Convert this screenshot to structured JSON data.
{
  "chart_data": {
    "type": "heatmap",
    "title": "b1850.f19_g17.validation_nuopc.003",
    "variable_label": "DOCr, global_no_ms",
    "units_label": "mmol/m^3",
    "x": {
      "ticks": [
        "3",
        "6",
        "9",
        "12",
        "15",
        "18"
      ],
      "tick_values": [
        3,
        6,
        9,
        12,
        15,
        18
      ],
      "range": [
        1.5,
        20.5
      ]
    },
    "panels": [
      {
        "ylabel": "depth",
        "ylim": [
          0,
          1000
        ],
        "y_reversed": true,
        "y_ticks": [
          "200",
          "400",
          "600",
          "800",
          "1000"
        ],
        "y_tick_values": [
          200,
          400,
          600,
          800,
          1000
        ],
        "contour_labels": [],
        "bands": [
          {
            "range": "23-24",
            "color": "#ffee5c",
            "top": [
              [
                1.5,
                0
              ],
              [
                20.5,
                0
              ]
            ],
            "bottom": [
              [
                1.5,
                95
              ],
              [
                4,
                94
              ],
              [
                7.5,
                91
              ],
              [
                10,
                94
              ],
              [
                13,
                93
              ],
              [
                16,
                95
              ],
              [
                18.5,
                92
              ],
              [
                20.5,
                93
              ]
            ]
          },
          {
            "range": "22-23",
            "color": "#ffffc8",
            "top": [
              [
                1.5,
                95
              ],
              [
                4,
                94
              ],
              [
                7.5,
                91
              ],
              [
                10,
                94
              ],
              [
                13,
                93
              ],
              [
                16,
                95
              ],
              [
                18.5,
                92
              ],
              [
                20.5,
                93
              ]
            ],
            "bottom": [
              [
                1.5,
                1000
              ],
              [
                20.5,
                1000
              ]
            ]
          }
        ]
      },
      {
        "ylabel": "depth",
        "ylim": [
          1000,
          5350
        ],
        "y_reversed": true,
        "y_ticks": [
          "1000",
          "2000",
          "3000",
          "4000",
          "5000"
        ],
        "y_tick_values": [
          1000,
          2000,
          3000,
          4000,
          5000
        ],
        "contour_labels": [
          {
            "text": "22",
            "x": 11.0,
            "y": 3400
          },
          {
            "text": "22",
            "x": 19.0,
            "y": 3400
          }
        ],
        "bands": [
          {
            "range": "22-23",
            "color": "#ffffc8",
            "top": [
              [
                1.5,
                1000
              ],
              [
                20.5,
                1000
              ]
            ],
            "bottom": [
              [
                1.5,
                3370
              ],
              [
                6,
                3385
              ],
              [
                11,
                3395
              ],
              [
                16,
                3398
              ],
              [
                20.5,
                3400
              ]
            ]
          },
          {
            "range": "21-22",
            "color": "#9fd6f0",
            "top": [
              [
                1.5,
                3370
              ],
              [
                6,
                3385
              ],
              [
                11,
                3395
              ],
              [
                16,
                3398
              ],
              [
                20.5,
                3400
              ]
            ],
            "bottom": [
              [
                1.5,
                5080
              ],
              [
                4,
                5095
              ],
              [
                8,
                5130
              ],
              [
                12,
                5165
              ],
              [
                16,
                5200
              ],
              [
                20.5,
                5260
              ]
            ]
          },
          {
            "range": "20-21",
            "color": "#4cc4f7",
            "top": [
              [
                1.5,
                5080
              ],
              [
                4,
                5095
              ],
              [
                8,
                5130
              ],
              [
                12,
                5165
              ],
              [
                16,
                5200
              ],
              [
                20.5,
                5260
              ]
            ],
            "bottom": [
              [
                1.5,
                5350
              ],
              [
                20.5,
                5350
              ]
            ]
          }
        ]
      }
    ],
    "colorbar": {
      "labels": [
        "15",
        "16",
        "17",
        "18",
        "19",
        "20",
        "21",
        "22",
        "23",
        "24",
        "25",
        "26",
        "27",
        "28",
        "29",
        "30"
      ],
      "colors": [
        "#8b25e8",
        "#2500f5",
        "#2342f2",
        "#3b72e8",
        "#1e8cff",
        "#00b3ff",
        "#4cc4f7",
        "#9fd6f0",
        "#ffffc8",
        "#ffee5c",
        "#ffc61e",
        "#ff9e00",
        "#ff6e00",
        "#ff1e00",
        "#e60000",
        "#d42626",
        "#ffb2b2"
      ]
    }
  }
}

************

- Work instructions
Retype all the material above precisely, with no line left out.

- Exercise answer
Convert this screenshot to structured JSON data.
{
  "chart_data": {
    "type": "heatmap",
    "title": "b1850.f19_g17.validation_nuopc.003",
    "variable_label": "DOCr, global_no_ms",
    "units_label": "mmol/m^3",
    "x": {
      "ticks": [
        "3",
        "6",
        "9",
        "12",
        "15",
        "18"
      ],
      "tick_values": [
        3,
        6,
        9,
        12,
        15,
        18
      ],
      "range": [
        1.5,
        20.5
      ]
    },
    "panels": [
      {
        "ylabel": "depth",
        "ylim": [
          0,
          1000
        ],
        "y_reversed": true,
        "y_ticks": [
          "200",
          "400",
          "600",
          "800",
          "1000"
        ],
        "y_tick_values": [
          200,
          400,
          600,
          800,
          1000
        ],
        "contour_labels": [],
        "bands": [
          {
            "range": "23-24",
            "color": "#ffee5c",
            "top": [
              [
                1.5,
                0
              ],
              [
                20.5,
                0
              ]
            ],
            "bottom": [
              [
                1.5,
                95
              ],
              [
                4,
                94
              ],
              [
                7.5,
                91
              ],
              [
                10,
                94
              ],
              [
                13,
                93
              ],
              [
                16,
                95
              ],
              [
                18.5,
                92
              ],
              [
                20.5,
                93
              ]
            ]
          },
          {
            "range": "22-23",
            "color": "#ffffc8",
            "top": [
              [
                1.5,
                95
              ],
              [
                4,
                94
              ],
              [
                7.5,
                91
              ],
              [
                10,
                94
              ],
              [
                13,
                93
              ],
              [
                16,
                95
              ],
              [
                18.5,
                92
              ],
              [
                20.5,
                93
              ]
            ],
            "bottom": [
              [
                1.5,
                1000
              ],
              [
                20.5,
                1000
              ]
            ]
          }
        ]
      },
      {
        "ylabel": "depth",
        "ylim": [
          1000,
          5350
        ],
        "y_reversed": true,
        "y_ticks": [
          "1000",
          "2000",
          "3000",
          "4000",
          "5000"
        ],
        "y_tick_values": [
          1000,
          2000,
          3000,
          4000,
          5000
        ],
        "contour_labels": [
          {
            "text": "22",
            "x": 11.0,
            "y": 3400
          },
          {
            "text": "22",
            "x": 19.0,
            "y": 3400
          }
        ],
        "bands": [
          {
            "range": "22-23",
            "color": "#ffffc8",
            "top": [
              [
                1.5,
                1000
              ],
              [
                20.5,
                1000
              ]
            ],
            "bottom": [
              [
                1.5,
                3370
              ],
              [
                6,
                3385
              ],
              [
                11,
                3395
              ],
              [
                16,
                3398
              ],
              [
                20.5,
                3400
              ]
            ]
          },
          {
            "range": "21-22",
            "color": "#9fd6f0",
            "top": [
              [
                1.5,
                3370
              ],
              [
                6,
                3385
              ],
              [
                11,
                3395
              ],
              [
                16,
                3398
              ],
              [
                20.5,
                3400
              ]
            ],
            "bottom": [
              [
                1.5,
                5080
              ],
              [
                4,
                5095
              ],
              [
                8,
                5130
              ],
              [
                12,
                5165
              ],
              [
                16,
                5200
              ],
              [
                20.5,
                5260
              ]
            ]
          },
          {
            "range": "20-21",
            "color": "#4cc4f7",
            "top": [
              [
                1.5,
                5080
              ],
              [
                4,
                5095
              ],
              [
                8,
                5130
              ],
              [
                12,
                5165
              ],
              [
                16,
                5200
              ],
              [
                20.5,
                5260
              ]
            ],
            "bottom": [
              [
                1.5,
                5350
              ],
              [
                20.5,
                5350
              ]
            ]
          }
        ]
      }
    ],
    "colorbar": {
      "labels": [
        "15",
        "16",
        "17",
        "18",
        "19",
        "20",
        "21",
        "22",
        "23",
        "24",
        "25",
        "26",
        "27",
        "28",
        "29",
        "30"
      ],
      "colors": [
        "#8b25e8",
        "#2500f5",
        "#2342f2",
        "#3b72e8",
        "#1e8cff",
        "#00b3ff",
        "#4cc4f7",
        "#9fd6f0",
        "#ffffc8",
        "#ffee5c",
        "#ffc61e",
        "#ff9e00",
        "#ff6e00",
        "#ff1e00",
        "#e60000",
        "#d42626",
        "#ffb2b2"
      ]
    }
  }
}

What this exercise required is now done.